___ Textauszug ___
Neue EU-Bauprodukteverordnung gilt ab Juli 2013

Industrie, Handel und Handwerk betroffen

In einem Jahr tritt in der EU eine neue Bauprodukteverordnung in Kraft. Das bringt Änderungen für die CE-Kennzeichnung und neue Pflichten für Hersteller, Importeure und Händler von Bodenbelägen, Bauklebstoffen sowie Wand- und Deckenbekleidungen mit sich. BTH Heimtex hat zwei Experten gebeten, sich das neue Regelwerk einmal anzusehen: Hans Joachim Schilgen, Geschäftsführer des Fachverband der Hersteller elastischer Bodenbeläge (FEB), und Dr. Jens-Christian Winkler, Leiter der Überwachungsstelle am Aachener Textiles & Flooring Institute.
___ Aufgeführte Einträge ___
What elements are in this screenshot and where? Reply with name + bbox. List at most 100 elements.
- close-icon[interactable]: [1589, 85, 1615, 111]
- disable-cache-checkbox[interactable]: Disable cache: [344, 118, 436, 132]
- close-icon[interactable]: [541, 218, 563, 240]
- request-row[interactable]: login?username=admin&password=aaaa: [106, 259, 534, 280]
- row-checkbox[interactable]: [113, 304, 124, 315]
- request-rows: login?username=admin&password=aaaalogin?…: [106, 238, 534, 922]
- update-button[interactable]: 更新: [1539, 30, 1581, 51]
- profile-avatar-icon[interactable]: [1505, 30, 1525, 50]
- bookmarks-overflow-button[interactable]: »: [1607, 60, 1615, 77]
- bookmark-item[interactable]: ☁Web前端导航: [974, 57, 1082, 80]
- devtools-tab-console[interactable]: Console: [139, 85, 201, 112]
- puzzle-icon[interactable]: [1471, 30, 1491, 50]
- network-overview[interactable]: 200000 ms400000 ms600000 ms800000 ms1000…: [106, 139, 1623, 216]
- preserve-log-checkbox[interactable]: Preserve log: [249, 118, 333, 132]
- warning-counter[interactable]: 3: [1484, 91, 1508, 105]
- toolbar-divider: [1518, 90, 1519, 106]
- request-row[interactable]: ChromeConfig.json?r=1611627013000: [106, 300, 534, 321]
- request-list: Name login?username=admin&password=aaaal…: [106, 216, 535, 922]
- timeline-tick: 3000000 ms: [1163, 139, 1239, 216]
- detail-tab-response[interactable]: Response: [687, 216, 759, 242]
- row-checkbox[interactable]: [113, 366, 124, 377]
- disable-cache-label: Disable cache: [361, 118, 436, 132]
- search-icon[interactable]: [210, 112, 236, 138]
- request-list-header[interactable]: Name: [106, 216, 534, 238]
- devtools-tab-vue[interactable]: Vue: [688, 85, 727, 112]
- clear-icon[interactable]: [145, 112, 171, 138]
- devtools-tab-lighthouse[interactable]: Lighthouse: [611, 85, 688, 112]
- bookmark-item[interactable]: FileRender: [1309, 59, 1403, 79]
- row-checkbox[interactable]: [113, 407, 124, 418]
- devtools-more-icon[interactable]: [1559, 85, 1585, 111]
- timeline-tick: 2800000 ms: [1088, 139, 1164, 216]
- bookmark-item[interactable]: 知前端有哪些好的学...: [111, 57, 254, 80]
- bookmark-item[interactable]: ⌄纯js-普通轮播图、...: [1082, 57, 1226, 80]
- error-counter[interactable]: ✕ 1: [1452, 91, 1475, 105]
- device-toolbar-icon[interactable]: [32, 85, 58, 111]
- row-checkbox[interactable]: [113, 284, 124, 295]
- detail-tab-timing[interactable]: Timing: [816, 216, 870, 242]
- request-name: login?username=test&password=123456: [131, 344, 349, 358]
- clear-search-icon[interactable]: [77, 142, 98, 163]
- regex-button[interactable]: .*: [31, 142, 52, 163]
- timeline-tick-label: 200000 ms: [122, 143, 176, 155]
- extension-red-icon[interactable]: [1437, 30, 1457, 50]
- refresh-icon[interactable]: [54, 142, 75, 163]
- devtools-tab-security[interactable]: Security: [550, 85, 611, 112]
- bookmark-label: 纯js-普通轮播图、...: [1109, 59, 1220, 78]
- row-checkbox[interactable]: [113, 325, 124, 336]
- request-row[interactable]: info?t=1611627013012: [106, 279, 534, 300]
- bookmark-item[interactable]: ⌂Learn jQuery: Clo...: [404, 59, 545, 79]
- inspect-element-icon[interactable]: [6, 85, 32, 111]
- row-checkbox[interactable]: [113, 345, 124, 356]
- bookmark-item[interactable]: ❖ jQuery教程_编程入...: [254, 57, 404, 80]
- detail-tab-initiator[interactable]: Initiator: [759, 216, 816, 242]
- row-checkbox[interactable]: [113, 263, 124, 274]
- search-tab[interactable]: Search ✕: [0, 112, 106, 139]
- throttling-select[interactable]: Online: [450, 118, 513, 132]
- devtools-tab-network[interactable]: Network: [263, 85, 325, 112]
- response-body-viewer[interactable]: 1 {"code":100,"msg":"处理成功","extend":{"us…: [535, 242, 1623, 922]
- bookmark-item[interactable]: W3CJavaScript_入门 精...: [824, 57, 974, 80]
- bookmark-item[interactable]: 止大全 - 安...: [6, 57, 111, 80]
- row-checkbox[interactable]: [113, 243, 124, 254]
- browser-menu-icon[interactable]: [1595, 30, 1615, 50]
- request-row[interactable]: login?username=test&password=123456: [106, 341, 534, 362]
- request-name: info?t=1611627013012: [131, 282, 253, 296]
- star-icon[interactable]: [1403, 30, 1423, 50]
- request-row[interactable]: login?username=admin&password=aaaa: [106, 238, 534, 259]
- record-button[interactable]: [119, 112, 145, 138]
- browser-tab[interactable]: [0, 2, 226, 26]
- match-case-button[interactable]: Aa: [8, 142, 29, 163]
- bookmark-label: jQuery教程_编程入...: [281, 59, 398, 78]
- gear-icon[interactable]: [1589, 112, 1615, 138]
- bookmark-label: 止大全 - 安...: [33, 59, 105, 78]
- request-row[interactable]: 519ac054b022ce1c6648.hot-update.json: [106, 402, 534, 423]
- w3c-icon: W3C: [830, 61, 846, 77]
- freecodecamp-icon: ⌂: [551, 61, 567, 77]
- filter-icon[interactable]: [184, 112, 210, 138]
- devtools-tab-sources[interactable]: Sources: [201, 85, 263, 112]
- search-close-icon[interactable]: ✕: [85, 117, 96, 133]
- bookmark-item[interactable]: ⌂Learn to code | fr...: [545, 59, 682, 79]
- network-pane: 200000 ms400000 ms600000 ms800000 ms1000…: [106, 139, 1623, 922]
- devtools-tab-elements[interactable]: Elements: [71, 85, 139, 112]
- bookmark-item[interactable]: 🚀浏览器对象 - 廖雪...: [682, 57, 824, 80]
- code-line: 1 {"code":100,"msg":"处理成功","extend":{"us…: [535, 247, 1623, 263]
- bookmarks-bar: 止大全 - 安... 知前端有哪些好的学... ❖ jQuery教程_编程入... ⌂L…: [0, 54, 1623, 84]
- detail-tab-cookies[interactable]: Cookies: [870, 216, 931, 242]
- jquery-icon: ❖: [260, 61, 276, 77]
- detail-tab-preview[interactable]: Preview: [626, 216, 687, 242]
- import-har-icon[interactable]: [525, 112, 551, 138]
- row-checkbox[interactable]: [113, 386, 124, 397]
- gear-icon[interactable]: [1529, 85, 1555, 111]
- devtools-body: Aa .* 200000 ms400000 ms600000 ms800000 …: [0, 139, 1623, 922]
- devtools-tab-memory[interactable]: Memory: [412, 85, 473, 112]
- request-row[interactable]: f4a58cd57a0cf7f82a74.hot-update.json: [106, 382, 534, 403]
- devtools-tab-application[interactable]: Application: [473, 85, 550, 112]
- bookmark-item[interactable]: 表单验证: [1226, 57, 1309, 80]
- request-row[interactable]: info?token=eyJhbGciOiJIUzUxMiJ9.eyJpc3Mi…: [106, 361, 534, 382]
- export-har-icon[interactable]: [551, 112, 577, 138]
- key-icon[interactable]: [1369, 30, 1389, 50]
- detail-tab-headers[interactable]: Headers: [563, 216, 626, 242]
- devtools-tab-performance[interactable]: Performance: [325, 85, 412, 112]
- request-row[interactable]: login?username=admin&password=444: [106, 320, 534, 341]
___
§ Aufgabe
Schreiben Sie den Text über die neue EU-Bauprodukteverordnung nach seinem letzten Satz weiter. Das Material spielt dabei keine Rolle.

§ Lösung
Wenn am 1. Juli 2013 die neue EU-Bauprodukteverordnung 305/2011/EWG in allen Mitgliedstaaten in Kraft tritt, löst sie die seit 1989 geltende Bauprodukterichtlinie 89/106/EWG ab. Damit ändern sich nicht nur der Name, sondern auch einige Vorgaben für die CE-Kennzeichnung und Pflichten für Industrie, Handel und Handwerk.

Die neue EU-Verordnung behandelt:

-Bauprodukte,
-deren Vermarktung,
-die Schaffung harmonisierter Bedingungen und
-die Aufhebung des bisherigen Regelwerkes.

Hierzu ist sie in neun Kapitel und fünf Anhänge gegliedert (Abb. 1) und hat 44 Artikel mehr als ihre Vorgängerin, in denen nun aber auch bislang unklare Begriffe definiert und die Pflichten der Wirtschaftsakteure festgelegt sind. Hier sorgt die Verordnung für mehr Klarheit und ist sicherlich praxisnäher als die alte Richtlinie.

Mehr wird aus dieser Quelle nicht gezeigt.